→ **Data supplied**:
========================================

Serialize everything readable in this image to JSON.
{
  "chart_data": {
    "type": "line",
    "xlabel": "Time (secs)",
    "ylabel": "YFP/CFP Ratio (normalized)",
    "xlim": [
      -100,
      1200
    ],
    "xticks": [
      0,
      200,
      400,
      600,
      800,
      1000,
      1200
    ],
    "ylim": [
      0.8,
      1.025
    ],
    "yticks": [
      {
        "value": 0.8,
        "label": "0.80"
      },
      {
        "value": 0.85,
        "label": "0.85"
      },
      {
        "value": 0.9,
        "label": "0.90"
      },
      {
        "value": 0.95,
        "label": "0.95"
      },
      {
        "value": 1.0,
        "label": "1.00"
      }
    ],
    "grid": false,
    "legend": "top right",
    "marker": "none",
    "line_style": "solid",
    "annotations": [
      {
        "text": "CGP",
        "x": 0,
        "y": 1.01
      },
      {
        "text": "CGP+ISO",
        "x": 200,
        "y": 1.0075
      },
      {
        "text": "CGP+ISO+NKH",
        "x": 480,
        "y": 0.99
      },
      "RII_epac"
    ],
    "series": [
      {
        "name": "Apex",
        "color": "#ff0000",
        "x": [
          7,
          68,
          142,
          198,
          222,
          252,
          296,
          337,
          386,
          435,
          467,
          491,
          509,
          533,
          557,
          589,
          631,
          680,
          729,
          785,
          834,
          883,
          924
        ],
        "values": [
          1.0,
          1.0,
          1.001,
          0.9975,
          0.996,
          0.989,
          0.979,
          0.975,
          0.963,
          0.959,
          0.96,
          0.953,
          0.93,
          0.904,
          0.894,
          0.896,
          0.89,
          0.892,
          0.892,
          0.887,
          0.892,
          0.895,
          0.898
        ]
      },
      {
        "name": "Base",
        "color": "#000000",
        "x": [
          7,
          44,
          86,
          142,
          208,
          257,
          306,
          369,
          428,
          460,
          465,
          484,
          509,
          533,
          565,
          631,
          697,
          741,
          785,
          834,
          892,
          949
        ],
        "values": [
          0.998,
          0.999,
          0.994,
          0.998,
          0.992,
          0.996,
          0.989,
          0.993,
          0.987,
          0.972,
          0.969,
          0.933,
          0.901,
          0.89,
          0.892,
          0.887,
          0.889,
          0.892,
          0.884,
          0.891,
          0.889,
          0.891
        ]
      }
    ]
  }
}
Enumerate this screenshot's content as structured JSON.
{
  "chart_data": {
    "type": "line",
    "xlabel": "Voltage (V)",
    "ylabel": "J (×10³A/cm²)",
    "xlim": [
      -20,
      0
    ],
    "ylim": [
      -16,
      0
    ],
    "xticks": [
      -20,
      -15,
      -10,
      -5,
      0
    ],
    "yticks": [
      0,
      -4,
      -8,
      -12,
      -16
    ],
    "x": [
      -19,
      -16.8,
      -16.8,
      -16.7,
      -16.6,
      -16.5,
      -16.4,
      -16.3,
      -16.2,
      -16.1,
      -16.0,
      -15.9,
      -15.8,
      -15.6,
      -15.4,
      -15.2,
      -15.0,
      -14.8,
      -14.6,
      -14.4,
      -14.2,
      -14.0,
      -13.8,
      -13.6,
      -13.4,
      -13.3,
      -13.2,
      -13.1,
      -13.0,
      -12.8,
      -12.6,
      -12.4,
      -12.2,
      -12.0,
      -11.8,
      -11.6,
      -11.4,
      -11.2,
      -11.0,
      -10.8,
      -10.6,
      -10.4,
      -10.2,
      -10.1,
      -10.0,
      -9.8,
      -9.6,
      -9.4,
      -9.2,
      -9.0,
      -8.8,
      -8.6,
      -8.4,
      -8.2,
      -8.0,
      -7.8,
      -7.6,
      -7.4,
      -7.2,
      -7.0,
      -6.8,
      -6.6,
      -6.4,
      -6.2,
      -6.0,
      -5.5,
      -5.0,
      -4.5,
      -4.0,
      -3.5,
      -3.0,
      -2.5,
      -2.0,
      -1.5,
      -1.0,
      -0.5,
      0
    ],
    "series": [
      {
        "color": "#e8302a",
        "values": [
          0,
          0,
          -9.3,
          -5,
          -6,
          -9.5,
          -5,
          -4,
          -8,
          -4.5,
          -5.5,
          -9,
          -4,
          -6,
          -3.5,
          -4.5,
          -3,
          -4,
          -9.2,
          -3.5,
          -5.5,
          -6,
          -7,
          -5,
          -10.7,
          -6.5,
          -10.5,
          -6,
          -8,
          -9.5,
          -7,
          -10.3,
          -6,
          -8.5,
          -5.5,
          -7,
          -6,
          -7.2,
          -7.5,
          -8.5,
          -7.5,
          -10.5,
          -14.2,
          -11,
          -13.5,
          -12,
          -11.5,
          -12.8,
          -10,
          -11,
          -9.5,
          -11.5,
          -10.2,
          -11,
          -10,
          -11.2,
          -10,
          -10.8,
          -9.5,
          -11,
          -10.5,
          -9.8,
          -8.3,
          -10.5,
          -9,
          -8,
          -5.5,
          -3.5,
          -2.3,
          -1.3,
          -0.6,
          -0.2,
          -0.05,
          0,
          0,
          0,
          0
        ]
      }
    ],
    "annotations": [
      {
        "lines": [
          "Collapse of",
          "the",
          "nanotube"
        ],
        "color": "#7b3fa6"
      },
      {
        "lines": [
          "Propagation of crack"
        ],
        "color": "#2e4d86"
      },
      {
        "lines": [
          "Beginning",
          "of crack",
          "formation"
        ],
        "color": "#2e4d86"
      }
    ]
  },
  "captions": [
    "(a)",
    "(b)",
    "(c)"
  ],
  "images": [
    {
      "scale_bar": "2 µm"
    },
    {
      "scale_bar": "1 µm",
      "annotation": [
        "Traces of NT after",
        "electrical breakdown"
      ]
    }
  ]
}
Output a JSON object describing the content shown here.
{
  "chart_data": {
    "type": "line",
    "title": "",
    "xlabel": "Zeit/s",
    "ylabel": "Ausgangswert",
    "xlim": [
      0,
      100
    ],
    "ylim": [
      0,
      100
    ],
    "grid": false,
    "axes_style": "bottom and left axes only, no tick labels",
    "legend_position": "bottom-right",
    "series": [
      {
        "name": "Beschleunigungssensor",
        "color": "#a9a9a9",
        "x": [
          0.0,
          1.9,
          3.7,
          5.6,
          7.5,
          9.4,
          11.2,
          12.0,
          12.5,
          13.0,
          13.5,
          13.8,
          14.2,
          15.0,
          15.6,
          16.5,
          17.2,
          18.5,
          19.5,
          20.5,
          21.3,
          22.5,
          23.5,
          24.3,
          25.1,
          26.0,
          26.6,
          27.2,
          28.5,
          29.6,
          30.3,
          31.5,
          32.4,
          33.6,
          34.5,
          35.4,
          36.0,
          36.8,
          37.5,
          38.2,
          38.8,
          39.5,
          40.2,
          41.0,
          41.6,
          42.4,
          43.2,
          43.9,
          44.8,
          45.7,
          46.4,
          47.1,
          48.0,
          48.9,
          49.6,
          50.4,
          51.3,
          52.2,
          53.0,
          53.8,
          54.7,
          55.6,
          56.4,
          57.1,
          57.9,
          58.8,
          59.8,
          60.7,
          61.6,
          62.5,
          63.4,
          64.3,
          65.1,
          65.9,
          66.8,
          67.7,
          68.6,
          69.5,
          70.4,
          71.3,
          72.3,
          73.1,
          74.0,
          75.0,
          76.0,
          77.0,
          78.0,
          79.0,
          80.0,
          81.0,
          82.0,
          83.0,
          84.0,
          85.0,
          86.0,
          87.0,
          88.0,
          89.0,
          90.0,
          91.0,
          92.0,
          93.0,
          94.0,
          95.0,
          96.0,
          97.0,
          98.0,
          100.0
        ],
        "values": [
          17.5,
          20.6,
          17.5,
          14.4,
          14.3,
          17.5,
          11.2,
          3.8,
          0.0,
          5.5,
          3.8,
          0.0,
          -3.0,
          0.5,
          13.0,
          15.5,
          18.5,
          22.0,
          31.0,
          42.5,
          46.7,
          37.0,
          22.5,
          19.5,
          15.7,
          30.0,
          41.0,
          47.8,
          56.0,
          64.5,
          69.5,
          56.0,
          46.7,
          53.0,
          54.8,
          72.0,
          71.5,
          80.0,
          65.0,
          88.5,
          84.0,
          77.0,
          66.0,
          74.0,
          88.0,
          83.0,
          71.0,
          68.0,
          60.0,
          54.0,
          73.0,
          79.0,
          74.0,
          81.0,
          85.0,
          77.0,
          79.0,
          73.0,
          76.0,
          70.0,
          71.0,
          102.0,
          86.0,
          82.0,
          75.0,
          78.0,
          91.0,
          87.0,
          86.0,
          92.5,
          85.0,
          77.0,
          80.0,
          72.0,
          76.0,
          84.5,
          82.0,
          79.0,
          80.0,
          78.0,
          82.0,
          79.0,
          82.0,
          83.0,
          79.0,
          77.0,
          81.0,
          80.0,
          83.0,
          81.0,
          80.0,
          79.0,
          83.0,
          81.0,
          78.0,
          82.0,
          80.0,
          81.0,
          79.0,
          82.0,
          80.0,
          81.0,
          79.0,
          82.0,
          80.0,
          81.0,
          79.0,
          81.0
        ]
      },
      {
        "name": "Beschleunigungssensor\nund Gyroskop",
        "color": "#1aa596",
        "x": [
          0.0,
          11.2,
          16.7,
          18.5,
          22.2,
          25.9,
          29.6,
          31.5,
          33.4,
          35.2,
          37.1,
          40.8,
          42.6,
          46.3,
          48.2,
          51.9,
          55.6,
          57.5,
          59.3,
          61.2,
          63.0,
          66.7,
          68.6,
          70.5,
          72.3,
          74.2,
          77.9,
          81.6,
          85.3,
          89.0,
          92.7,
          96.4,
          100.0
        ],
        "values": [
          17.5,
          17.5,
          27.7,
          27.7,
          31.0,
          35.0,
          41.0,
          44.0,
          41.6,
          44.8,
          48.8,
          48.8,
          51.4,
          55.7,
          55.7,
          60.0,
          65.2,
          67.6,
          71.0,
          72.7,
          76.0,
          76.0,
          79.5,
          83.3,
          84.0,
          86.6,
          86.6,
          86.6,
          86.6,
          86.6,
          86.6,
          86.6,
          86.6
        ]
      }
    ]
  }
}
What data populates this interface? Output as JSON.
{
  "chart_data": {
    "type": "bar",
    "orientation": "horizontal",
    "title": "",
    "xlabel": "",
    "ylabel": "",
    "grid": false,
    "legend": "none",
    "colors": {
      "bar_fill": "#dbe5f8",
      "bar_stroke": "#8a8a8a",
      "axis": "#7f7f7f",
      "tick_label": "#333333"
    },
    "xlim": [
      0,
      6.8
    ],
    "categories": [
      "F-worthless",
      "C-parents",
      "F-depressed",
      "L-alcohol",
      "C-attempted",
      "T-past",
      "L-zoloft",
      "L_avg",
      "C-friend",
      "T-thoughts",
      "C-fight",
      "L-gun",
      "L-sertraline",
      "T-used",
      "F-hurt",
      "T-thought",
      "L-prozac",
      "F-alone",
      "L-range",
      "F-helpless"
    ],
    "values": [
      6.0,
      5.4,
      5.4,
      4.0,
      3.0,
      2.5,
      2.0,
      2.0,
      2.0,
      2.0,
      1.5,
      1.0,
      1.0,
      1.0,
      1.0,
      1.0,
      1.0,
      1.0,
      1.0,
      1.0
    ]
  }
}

========================================

→ **What is expected**:
From the data above, copy each line where the string "ylabel" appears.

→ **Answer to the problem**:
    "ylabel": "YFP/CFP Ratio (normalized)",
    "ylabel": "J (×10³A/cm²)",
    "ylabel": "Ausgangswert",
    "ylabel": "",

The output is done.